Exercise prompt - Each entry below should be written out exactly as it is, with no pictures.

Stored rows -

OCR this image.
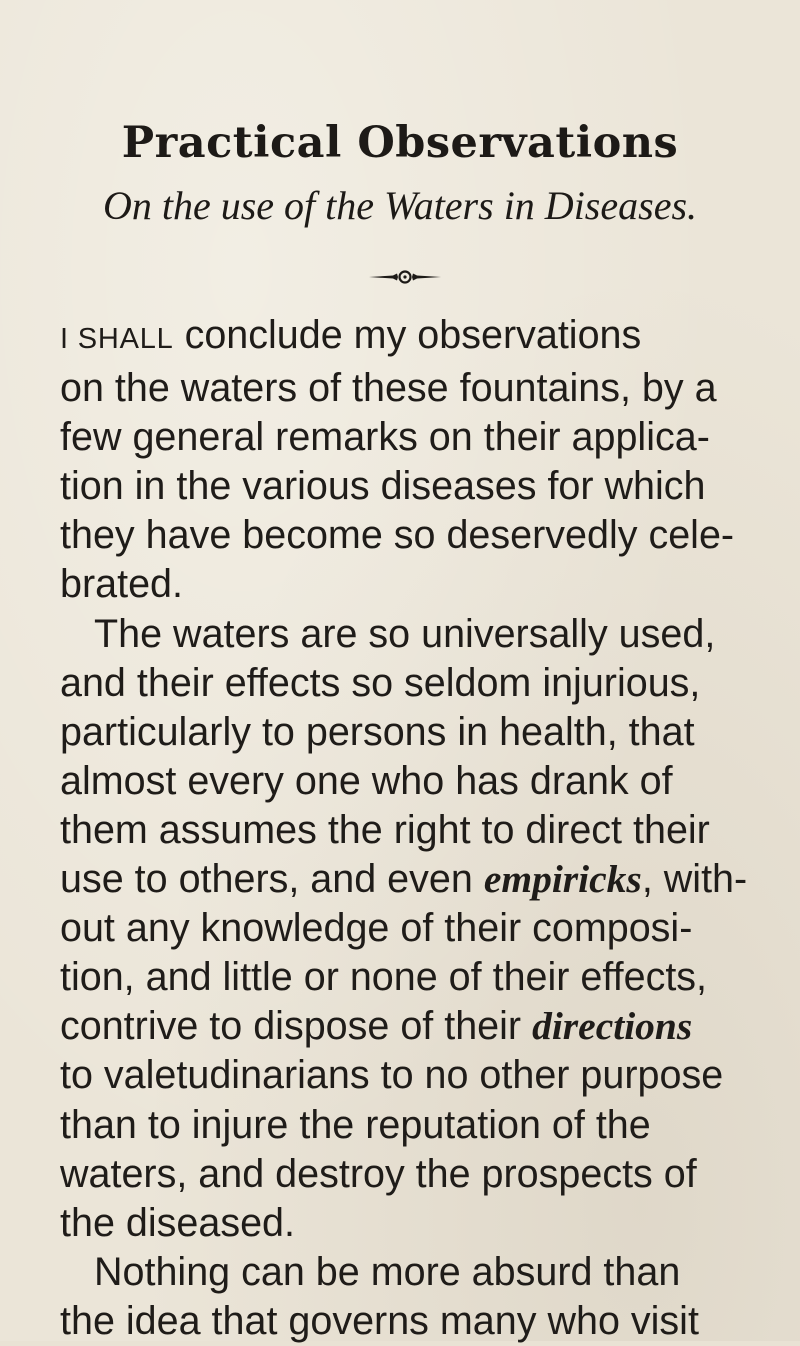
Practical Observations
On the use of the Waters in Diseases.
I SHALL conclude my observations
on the waters of these fountains, by a
few general remarks on their applica-
tion in the various diseases for which
they have become so deservedly cele-
brated.
The waters are so universally used,
and their effects so seldom injurious,
particularly to persons in health, that
almost every one who has drank of
them assumes the right to direct their
use to others, and even empiricks, with-
out any knowledge of their composi-
tion, and little or none of their effects,
contrive to dispose of their directions
to valetudinarians to no other purpose
than to injure the reputation of the
waters, and destroy the prospects of
the diseased.
Nothing can be more absurd than
the idea that governs many who visit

Correct result -
OCR this image.
Practical Observations
On the use of the Waters in Diseases.
I SHALL conclude my observations
on the waters of these fountains, by a
few general remarks on their applica-
tion in the various diseases for which
they have become so deservedly cele-
brated.
The waters are so universally used,
and their effects so seldom injurious,
particularly to persons in health, that
almost every one who has drank of
them assumes the right to direct their
use to others, and even empiricks, with-
out any knowledge of their composi-
tion, and little or none of their effects,
contrive to dispose of their directions
to valetudinarians to no other purpose
than to injure the reputation of the
waters, and destroy the prospects of
the diseased.
Nothing can be more absurd than
the idea that governs many who visit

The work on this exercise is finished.